◆ Stated exercise: Reproduce every line below word for word, in the same order.

━━━━━━━━━━━━━━━━━━━━

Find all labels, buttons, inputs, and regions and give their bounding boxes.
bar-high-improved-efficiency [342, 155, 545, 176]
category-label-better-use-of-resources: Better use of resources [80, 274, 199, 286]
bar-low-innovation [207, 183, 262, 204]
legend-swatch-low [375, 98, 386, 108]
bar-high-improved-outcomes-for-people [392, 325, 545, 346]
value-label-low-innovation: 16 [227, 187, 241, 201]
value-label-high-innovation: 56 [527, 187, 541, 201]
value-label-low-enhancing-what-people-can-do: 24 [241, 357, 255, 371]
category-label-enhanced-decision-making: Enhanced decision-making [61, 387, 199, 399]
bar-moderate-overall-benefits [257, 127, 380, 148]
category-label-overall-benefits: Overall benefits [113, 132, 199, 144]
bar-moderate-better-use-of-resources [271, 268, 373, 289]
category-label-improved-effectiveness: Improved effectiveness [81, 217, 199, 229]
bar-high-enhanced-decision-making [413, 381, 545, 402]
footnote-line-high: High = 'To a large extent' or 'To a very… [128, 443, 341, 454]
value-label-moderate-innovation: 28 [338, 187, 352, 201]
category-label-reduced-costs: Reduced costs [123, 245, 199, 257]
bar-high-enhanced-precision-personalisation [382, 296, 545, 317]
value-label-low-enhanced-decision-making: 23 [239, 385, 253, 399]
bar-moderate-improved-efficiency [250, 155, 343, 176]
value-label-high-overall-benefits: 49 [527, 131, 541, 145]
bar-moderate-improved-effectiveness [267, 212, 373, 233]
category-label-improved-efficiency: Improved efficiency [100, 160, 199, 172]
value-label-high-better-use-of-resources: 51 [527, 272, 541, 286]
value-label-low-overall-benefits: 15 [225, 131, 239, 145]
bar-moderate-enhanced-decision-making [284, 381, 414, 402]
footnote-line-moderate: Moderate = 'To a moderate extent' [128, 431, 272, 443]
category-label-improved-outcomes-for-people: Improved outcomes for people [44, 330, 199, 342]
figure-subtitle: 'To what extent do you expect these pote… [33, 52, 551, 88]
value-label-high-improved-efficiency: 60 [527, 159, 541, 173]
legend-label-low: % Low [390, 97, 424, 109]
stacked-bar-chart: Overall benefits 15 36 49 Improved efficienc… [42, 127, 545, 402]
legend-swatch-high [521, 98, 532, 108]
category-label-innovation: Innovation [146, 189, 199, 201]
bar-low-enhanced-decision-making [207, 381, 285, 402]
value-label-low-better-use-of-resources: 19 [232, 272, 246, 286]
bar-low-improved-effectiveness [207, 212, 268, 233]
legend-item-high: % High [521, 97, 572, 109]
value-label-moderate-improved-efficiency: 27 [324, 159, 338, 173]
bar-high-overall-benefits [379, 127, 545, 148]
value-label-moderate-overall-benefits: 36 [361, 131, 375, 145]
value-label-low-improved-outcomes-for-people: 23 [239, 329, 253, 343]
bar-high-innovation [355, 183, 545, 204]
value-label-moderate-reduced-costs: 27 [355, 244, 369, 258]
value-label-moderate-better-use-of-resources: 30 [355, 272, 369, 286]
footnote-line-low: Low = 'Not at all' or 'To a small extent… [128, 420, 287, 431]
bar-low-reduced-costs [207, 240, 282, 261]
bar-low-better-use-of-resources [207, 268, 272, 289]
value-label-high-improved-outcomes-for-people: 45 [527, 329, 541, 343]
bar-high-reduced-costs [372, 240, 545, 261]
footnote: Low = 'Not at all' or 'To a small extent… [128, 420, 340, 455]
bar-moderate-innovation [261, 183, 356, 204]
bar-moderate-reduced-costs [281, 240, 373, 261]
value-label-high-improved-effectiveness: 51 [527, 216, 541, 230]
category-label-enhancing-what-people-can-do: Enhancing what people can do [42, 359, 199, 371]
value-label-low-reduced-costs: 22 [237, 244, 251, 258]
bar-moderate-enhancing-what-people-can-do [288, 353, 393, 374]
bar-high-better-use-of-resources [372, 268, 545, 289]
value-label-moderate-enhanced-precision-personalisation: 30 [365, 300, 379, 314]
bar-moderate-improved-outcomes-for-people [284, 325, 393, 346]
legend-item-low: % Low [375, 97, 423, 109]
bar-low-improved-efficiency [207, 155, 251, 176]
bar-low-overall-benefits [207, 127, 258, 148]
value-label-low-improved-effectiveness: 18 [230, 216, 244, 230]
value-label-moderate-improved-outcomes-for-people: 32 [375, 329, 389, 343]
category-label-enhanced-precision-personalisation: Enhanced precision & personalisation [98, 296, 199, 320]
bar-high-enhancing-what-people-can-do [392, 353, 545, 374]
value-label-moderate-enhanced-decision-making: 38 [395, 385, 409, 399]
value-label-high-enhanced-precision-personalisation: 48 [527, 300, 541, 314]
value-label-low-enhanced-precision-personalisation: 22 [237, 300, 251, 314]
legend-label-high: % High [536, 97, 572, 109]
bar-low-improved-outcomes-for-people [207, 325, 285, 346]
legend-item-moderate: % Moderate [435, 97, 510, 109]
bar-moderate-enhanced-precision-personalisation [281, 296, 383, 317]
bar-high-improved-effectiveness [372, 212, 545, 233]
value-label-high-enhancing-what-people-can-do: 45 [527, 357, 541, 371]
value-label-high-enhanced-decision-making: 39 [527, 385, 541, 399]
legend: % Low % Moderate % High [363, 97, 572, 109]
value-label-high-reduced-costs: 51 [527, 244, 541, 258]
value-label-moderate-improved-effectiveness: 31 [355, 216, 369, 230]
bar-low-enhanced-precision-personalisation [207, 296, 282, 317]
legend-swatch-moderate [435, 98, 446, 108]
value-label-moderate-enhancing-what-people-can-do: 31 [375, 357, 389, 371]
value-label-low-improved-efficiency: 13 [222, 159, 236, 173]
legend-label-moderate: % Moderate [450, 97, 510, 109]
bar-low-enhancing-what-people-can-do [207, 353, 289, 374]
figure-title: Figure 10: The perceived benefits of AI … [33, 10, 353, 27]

━━━━━━━━━━━━━━━━━━━━

◆ Answer to this problem:
Find all labels, buttons, inputs, and regions and give their bounding boxes.
bar-high-improved-efficiency [342, 155, 545, 176]
category-label-better-use-of-resources: Better use of resources [80, 274, 199, 286]
bar-low-innovation [207, 183, 262, 204]
legend-swatch-low [375, 98, 386, 108]
bar-high-improved-outcomes-for-people [392, 325, 545, 346]
value-label-low-innovation: 16 [227, 187, 241, 201]
value-label-high-innovation: 56 [527, 187, 541, 201]
value-label-low-enhancing-what-people-can-do: 24 [241, 357, 255, 371]
category-label-enhanced-decision-making: Enhanced decision-making [61, 387, 199, 399]
bar-moderate-overall-benefits [257, 127, 380, 148]
category-label-overall-benefits: Overall benefits [113, 132, 199, 144]
bar-moderate-better-use-of-resources [271, 268, 373, 289]
category-label-improved-effectiveness: Improved effectiveness [81, 217, 199, 229]
bar-high-enhanced-decision-making [413, 381, 545, 402]
footnote-line-high: High = 'To a large extent' or 'To a very… [128, 443, 341, 454]
value-label-moderate-innovation: 28 [338, 187, 352, 201]
category-label-reduced-costs: Reduced costs [123, 245, 199, 257]
bar-high-enhanced-precision-personalisation [382, 296, 545, 317]
value-label-low-enhanced-decision-making: 23 [239, 385, 253, 399]
bar-moderate-improved-efficiency [250, 155, 343, 176]
value-label-high-overall-benefits: 49 [527, 131, 541, 145]
bar-moderate-improved-effectiveness [267, 212, 373, 233]
category-label-improved-efficiency: Improved efficiency [100, 160, 199, 172]
value-label-high-better-use-of-resources: 51 [527, 272, 541, 286]
value-label-low-overall-benefits: 15 [225, 131, 239, 145]
bar-moderate-enhanced-decision-making [284, 381, 414, 402]
footnote-line-moderate: Moderate = 'To a moderate extent' [128, 431, 272, 443]
category-label-improved-outcomes-for-people: Improved outcomes for people [44, 330, 199, 342]
figure-subtitle: 'To what extent do you expect these pote… [33, 52, 551, 88]
value-label-high-improved-efficiency: 60 [527, 159, 541, 173]
legend-label-low: % Low [390, 97, 424, 109]
stacked-bar-chart: Overall benefits 15 36 49 Improved efficienc… [42, 127, 545, 402]
legend-swatch-high [521, 98, 532, 108]
category-label-innovation: Innovation [146, 189, 199, 201]
bar-low-enhanced-decision-making [207, 381, 285, 402]
value-label-low-better-use-of-resources: 19 [232, 272, 246, 286]
bar-low-improved-effectiveness [207, 212, 268, 233]
legend-item-high: % High [521, 97, 572, 109]
value-label-moderate-improved-efficiency: 27 [324, 159, 338, 173]
bar-high-overall-benefits [379, 127, 545, 148]
value-label-moderate-overall-benefits: 36 [361, 131, 375, 145]
value-label-low-improved-outcomes-for-people: 23 [239, 329, 253, 343]
bar-high-innovation [355, 183, 545, 204]
value-label-moderate-reduced-costs: 27 [355, 244, 369, 258]
value-label-moderate-better-use-of-resources: 30 [355, 272, 369, 286]
footnote-line-low: Low = 'Not at all' or 'To a small extent… [128, 420, 287, 431]
bar-low-reduced-costs [207, 240, 282, 261]
bar-low-better-use-of-resources [207, 268, 272, 289]
value-label-high-improved-outcomes-for-people: 45 [527, 329, 541, 343]
bar-high-reduced-costs [372, 240, 545, 261]
footnote: Low = 'Not at all' or 'To a small extent… [128, 420, 340, 455]
bar-moderate-innovation [261, 183, 356, 204]
bar-moderate-reduced-costs [281, 240, 373, 261]
value-label-high-improved-effectiveness: 51 [527, 216, 541, 230]
category-label-enhancing-what-people-can-do: Enhancing what people can do [42, 359, 199, 371]
value-label-low-reduced-costs: 22 [237, 244, 251, 258]
bar-moderate-enhancing-what-people-can-do [288, 353, 393, 374]
bar-high-better-use-of-resources [372, 268, 545, 289]
value-label-moderate-enhanced-precision-personalisation: 30 [365, 300, 379, 314]
bar-moderate-improved-outcomes-for-people [284, 325, 393, 346]
legend-item-low: % Low [375, 97, 423, 109]
bar-low-improved-efficiency [207, 155, 251, 176]
bar-low-overall-benefits [207, 127, 258, 148]
value-label-low-improved-effectiveness: 18 [230, 216, 244, 230]
value-label-moderate-improved-outcomes-for-people: 32 [375, 329, 389, 343]
category-label-enhanced-precision-personalisation: Enhanced precision & personalisation [98, 296, 199, 320]
bar-high-enhancing-what-people-can-do [392, 353, 545, 374]
value-label-moderate-enhanced-decision-making: 38 [395, 385, 409, 399]
value-label-high-enhanced-precision-personalisation: 48 [527, 300, 541, 314]
value-label-low-enhanced-precision-personalisation: 22 [237, 300, 251, 314]
legend-label-high: % High [536, 97, 572, 109]
bar-low-improved-outcomes-for-people [207, 325, 285, 346]
legend-item-moderate: % Moderate [435, 97, 510, 109]
bar-moderate-enhanced-precision-personalisation [281, 296, 383, 317]
bar-high-improved-effectiveness [372, 212, 545, 233]
value-label-high-enhancing-what-people-can-do: 45 [527, 357, 541, 371]
value-label-high-enhanced-decision-making: 39 [527, 385, 541, 399]
legend: % Low % Moderate % High [363, 97, 572, 109]
value-label-high-reduced-costs: 51 [527, 244, 541, 258]
value-label-moderate-improved-effectiveness: 31 [355, 216, 369, 230]
bar-low-enhanced-precision-personalisation [207, 296, 282, 317]
legend-swatch-moderate [435, 98, 446, 108]
value-label-moderate-enhancing-what-people-can-do: 31 [375, 357, 389, 371]
value-label-low-improved-efficiency: 13 [222, 159, 236, 173]
legend-label-moderate: % Moderate [450, 97, 510, 109]
bar-low-enhancing-what-people-can-do [207, 353, 289, 374]
figure-title: Figure 10: The perceived benefits of AI … [33, 10, 353, 27]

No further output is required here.